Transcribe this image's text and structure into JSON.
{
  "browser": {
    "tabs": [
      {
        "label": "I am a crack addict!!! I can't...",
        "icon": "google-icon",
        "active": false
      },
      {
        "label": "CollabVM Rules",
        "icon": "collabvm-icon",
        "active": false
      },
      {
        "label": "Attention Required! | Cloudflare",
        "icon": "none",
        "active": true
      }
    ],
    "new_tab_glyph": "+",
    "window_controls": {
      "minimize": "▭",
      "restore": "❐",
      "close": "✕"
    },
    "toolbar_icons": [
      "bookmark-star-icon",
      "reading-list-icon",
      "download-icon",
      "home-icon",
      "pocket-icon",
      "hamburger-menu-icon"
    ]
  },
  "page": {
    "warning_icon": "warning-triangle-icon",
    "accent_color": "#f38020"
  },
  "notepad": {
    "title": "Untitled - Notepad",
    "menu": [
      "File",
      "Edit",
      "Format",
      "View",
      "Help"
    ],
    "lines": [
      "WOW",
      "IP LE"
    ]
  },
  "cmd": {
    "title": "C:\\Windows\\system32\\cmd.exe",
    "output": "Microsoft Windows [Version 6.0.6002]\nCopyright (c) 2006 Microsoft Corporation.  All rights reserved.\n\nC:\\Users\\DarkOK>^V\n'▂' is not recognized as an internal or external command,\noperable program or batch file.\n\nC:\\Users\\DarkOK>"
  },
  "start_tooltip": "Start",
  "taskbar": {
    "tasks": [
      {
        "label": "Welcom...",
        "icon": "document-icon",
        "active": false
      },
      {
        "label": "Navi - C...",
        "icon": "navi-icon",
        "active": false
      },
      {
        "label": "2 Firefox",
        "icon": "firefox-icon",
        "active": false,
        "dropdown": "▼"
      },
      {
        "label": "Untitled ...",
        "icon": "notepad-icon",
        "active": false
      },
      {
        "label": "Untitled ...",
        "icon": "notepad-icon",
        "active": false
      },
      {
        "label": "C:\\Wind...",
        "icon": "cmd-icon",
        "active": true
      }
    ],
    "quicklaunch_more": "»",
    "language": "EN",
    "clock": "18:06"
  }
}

### WHAT YOU HAVE TO DO
A line counts if it holds the word "label". Work out how many lines in the listing count, and give only that number.

### EXPECTED OUTPUT
9